[BEGIN AVAILABLE RECORDS]

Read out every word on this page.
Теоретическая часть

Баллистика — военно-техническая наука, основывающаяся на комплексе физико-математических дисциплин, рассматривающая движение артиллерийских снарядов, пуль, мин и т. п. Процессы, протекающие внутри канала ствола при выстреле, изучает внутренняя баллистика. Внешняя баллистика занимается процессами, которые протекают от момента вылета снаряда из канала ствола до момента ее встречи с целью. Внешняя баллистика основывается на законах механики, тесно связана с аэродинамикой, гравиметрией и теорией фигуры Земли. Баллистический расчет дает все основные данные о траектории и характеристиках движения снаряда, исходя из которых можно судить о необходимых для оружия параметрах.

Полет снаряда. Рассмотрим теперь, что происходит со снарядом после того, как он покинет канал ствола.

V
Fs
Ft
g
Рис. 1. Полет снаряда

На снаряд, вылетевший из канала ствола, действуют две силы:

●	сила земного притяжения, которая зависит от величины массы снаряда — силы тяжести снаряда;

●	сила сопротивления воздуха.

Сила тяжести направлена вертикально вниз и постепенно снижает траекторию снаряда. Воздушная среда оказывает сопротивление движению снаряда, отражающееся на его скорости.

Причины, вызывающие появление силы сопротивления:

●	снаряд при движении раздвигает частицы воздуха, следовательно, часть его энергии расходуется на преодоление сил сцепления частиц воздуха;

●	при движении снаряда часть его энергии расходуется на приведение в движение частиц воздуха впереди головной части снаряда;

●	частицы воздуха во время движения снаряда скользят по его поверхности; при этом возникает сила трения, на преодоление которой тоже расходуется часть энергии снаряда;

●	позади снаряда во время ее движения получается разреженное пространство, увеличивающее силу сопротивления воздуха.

[END AVAILABLE RECORDS]

YOUR INSTRUCTIONS:
Send back each record exactly as it stands.

SOLUTION:
Read out every word on this page.
Теоретическая часть

Баллистика — военно-техническая наука, основывающаяся на комплексе физико-математических дисциплин, рассматривающая движение артиллерийских снарядов, пуль, мин и т. п. Процессы, протекающие внутри канала ствола при выстреле, изучает внутренняя баллистика. Внешняя баллистика занимается процессами, которые протекают от момента вылета снаряда из канала ствола до момента ее встречи с целью. Внешняя баллистика основывается на законах механики, тесно связана с аэродинамикой, гравиметрией и теорией фигуры Земли. Баллистический расчет дает все основные данные о траектории и характеристиках движения снаряда, исходя из которых можно судить о необходимых для оружия параметрах.

Полет снаряда. Рассмотрим теперь, что происходит со снарядом после того, как он покинет канал ствола.

V
Fs
Ft
g
Рис. 1. Полет снаряда

На снаряд, вылетевший из канала ствола, действуют две силы:

●	сила земного притяжения, которая зависит от величины массы снаряда — силы тяжести снаряда;

●	сила сопротивления воздуха.

Сила тяжести направлена вертикально вниз и постепенно снижает траекторию снаряда. Воздушная среда оказывает сопротивление движению снаряда, отражающееся на его скорости.

Причины, вызывающие появление силы сопротивления:

●	снаряд при движении раздвигает частицы воздуха, следовательно, часть его энергии расходуется на преодоление сил сцепления частиц воздуха;

●	при движении снаряда часть его энергии расходуется на приведение в движение частиц воздуха впереди головной части снаряда;

●	частицы воздуха во время движения снаряда скользят по его поверхности; при этом возникает сила трения, на преодоление которой тоже расходуется часть энергии снаряда;

●	позади снаряда во время ее движения получается разреженное пространство, увеличивающее силу сопротивления воздуха.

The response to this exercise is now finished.